Data Block Start

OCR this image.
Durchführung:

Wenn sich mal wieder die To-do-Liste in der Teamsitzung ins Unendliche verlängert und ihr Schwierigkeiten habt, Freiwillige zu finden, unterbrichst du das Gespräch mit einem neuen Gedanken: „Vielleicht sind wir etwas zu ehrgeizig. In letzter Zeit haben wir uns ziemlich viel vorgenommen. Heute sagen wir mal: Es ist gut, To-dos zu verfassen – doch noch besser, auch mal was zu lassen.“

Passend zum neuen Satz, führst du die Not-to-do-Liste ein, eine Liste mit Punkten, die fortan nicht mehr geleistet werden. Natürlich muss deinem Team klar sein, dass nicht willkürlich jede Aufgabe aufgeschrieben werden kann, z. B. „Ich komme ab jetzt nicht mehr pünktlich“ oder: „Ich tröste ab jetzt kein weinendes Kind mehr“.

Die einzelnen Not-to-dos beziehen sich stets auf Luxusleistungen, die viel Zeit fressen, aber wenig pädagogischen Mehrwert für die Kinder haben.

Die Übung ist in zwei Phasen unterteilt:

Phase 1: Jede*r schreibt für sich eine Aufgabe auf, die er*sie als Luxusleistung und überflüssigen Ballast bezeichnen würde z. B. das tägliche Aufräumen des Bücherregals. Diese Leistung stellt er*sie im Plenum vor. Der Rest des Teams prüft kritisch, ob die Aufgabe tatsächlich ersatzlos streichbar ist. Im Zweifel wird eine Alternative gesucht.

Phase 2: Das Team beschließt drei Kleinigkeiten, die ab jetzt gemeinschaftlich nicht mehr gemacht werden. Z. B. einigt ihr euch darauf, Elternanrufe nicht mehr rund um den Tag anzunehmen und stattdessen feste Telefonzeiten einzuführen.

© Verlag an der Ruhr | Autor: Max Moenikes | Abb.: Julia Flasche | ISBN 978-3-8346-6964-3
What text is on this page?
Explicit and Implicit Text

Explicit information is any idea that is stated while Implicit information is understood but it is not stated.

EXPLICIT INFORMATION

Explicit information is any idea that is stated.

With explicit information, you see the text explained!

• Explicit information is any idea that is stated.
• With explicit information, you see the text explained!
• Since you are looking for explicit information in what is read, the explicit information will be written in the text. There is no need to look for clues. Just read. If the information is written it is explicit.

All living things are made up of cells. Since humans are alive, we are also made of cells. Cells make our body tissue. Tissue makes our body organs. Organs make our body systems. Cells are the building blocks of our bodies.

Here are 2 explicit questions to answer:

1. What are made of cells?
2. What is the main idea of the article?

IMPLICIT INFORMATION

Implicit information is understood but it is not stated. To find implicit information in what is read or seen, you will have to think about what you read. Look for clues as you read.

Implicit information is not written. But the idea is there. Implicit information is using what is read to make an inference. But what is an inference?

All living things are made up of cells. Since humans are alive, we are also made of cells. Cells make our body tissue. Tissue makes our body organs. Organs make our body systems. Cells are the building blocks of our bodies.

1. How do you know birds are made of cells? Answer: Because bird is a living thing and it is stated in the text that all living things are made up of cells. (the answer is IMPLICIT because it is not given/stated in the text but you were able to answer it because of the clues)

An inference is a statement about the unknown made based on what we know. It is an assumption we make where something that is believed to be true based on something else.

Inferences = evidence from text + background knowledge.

Data Block End
Data Block Start

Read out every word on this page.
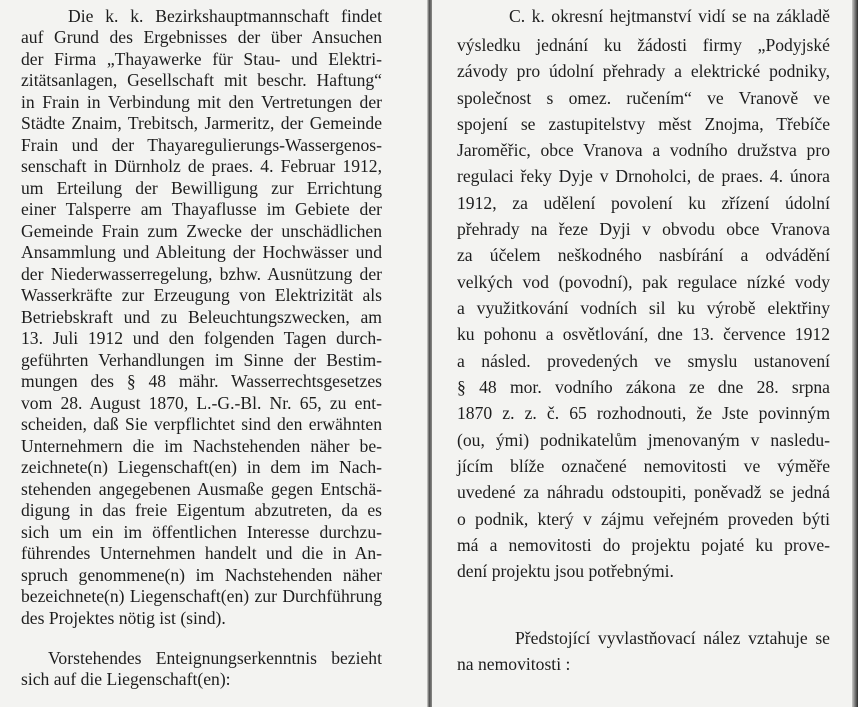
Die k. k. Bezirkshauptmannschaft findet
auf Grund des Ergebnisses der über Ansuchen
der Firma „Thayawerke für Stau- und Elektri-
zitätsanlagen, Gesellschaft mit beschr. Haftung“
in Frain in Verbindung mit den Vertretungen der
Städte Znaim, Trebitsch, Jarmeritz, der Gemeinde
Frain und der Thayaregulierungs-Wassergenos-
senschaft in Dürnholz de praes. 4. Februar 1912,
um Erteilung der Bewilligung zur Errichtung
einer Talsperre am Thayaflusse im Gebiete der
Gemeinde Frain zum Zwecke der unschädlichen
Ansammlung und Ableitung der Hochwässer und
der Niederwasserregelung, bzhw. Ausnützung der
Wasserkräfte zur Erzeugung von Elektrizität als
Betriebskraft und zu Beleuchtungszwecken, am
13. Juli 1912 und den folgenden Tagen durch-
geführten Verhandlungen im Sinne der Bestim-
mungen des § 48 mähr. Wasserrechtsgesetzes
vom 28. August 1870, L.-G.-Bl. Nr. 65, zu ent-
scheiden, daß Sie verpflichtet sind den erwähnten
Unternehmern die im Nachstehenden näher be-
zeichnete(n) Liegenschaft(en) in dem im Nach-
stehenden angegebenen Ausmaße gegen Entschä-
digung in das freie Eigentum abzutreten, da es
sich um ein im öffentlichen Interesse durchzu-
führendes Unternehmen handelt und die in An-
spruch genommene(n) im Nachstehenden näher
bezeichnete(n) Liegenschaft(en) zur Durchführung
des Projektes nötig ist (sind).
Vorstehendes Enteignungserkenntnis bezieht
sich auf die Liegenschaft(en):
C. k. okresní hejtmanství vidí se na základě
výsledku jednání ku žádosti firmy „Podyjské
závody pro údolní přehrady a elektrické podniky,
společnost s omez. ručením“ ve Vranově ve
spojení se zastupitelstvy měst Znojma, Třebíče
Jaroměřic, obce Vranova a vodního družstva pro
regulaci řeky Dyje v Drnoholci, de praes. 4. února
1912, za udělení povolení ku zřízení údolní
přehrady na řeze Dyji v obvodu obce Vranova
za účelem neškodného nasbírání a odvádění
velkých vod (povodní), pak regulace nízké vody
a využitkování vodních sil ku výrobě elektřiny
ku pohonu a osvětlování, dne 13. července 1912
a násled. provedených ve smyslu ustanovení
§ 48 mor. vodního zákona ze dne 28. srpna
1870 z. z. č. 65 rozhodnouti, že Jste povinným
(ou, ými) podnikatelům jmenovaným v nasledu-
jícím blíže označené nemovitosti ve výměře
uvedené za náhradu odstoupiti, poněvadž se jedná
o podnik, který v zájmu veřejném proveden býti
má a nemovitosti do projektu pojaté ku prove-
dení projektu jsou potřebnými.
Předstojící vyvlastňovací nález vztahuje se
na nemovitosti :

Data Block End
Data Block Start

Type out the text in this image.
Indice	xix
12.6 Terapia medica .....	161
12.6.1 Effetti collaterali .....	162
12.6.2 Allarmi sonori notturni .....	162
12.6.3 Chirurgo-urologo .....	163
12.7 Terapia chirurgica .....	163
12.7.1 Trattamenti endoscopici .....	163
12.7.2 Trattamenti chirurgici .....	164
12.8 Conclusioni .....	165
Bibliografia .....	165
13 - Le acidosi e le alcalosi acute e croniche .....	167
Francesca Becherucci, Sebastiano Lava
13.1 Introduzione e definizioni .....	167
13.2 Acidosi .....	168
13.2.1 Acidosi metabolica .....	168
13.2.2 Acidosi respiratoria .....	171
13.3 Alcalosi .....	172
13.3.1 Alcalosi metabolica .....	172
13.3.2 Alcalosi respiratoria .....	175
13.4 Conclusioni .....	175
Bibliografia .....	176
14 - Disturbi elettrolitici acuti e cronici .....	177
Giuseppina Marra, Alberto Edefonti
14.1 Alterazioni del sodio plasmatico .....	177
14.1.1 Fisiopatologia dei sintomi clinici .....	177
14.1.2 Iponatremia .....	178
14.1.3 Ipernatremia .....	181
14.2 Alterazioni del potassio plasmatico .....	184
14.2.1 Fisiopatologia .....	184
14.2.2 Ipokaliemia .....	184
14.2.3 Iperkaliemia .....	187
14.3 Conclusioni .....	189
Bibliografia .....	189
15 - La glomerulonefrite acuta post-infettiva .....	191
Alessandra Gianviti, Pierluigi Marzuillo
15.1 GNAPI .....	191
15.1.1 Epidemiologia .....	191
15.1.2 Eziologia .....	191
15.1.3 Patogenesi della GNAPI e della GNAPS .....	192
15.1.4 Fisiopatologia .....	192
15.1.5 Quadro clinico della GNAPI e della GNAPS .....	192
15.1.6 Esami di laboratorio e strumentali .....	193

Data Block End

Exercise goal
Within the data above, find the lines that contain the word "respiratoria" and copy each of them.

Worked solution
13.2.2 Acidosi respiratoria .....	171
13.3.2 Alcalosi respiratoria .....	175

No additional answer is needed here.